▶ _What the task asks_: Select all lines holding the word "March" from the entries that follow.

[START OF Entries shown]

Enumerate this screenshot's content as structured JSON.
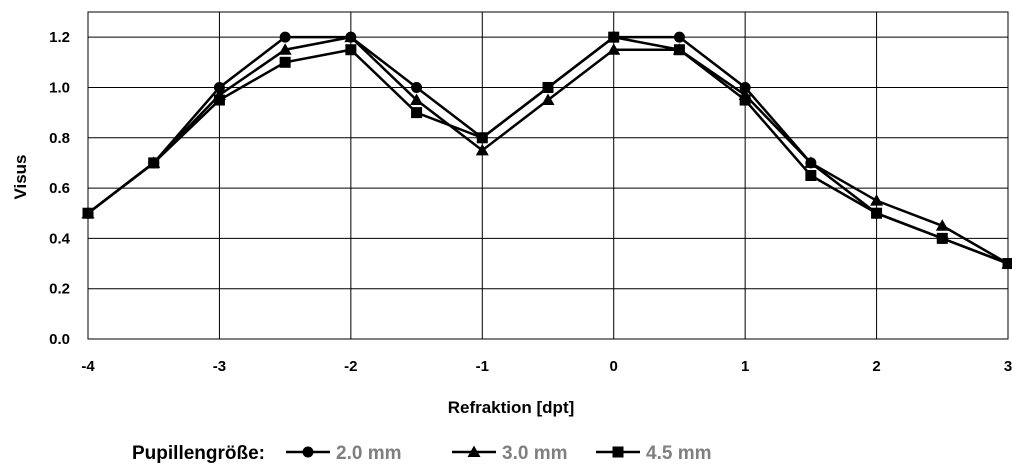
{
  "chart_data": {
    "type": "line",
    "xlabel": "Refraktion [dpt]",
    "ylabel": "Visus",
    "xlim": [
      -4,
      3
    ],
    "ylim": [
      0,
      1.3
    ],
    "x_ticks": [
      -4,
      -3,
      -2,
      -1,
      0,
      1,
      2,
      3
    ],
    "y_ticks": [
      0.0,
      0.2,
      0.4,
      0.6,
      0.8,
      1.0,
      1.2
    ],
    "x_tick_labels": [
      "-4",
      "-3",
      "-2",
      "-1",
      "0",
      "1",
      "2",
      "3"
    ],
    "y_tick_labels": [
      "0.0",
      "0.2",
      "0.4",
      "0.6",
      "0.8",
      "1.0",
      "1.2"
    ],
    "grid": true,
    "legend_title": "Pupillengröße:",
    "legend_position": "bottom",
    "line_color": "#000000",
    "x": [
      -4,
      -3.5,
      -3,
      -2.5,
      -2,
      -1.5,
      -1,
      -0.5,
      0,
      0.5,
      1,
      1.5,
      2,
      2.5,
      3
    ],
    "series": [
      {
        "name": "2.0 mm",
        "marker": "circle",
        "values": [
          0.5,
          0.7,
          1.0,
          1.2,
          1.2,
          1.0,
          0.8,
          1.0,
          1.2,
          1.2,
          1.0,
          0.7,
          0.5,
          0.4,
          0.3
        ]
      },
      {
        "name": "3.0 mm",
        "marker": "triangle",
        "values": [
          0.5,
          0.7,
          0.97,
          1.15,
          1.2,
          0.95,
          0.75,
          0.95,
          1.15,
          1.15,
          0.97,
          0.7,
          0.55,
          0.45,
          0.3
        ]
      },
      {
        "name": "4.5 mm",
        "marker": "square",
        "values": [
          0.5,
          0.7,
          0.95,
          1.1,
          1.15,
          0.9,
          0.8,
          1.0,
          1.2,
          1.15,
          0.95,
          0.65,
          0.5,
          0.4,
          0.3
        ]
      }
    ]
  }
}
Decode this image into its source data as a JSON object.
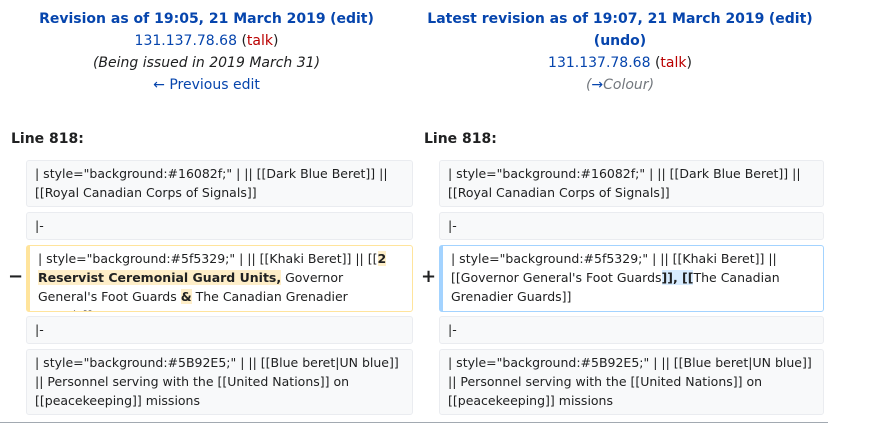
{
  "left_header": {
    "title": "Revision as of 19:05, 21 March 2019",
    "edit": "edit",
    "user": "131.137.78.68",
    "talk": "talk",
    "summary": "(Being issued in 2019 March 31)",
    "prev_link": "← Previous edit"
  },
  "right_header": {
    "title": "Latest revision as of 19:07, 21 March 2019",
    "edit": "edit",
    "undo": "undo",
    "user": "131.137.78.68",
    "talk": "talk",
    "summary_arrow": "→",
    "summary_section": "Colour"
  },
  "line_label": "Line 818:",
  "markers": {
    "minus": "−",
    "plus": "+"
  },
  "rows": {
    "r1_left": "| style=\"background:#16082f;\" | || [[Dark Blue Beret]] || [[Royal Canadian Corps of Signals]]",
    "r1_right": "| style=\"background:#16082f;\" | || [[Dark Blue Beret]] || [[Royal Canadian Corps of Signals]]",
    "r2_left": "|-",
    "r2_right": "|-",
    "r3_left": {
      "a": "| style=\"background:#5f5329;\" | || [[Khaki Beret]] || [[",
      "b": "2 Reservist Ceremonial Guard Units,",
      "c": " Governor General's Foot Guards ",
      "d": "&",
      "e": " The Canadian Grenadier Guards]]"
    },
    "r3_right": {
      "a": "| style=\"background:#5f5329;\" | || [[Khaki Beret]] || [[Governor General's Foot Guards",
      "b": "]], [[",
      "c": "The Canadian Grenadier Guards]]"
    },
    "r4_left": "|-",
    "r4_right": "|-",
    "r5_left": "| style=\"background:#5B92E5;\" | || [[Blue beret|UN blue]] || Personnel serving with the [[United Nations]] on [[peacekeeping]] missions",
    "r5_right": "| style=\"background:#5B92E5;\" | || [[Blue beret|UN blue]] || Personnel serving with the [[United Nations]] on [[peacekeeping]] missions"
  }
}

[END OF Entries shown]

▶ _Finished task_:
    "title": "Revision as of 19:05, 21 March 2019",
    "summary": "(Being issued in 2019 March 31)",
    "title": "Latest revision as of 19:07, 21 March 2019",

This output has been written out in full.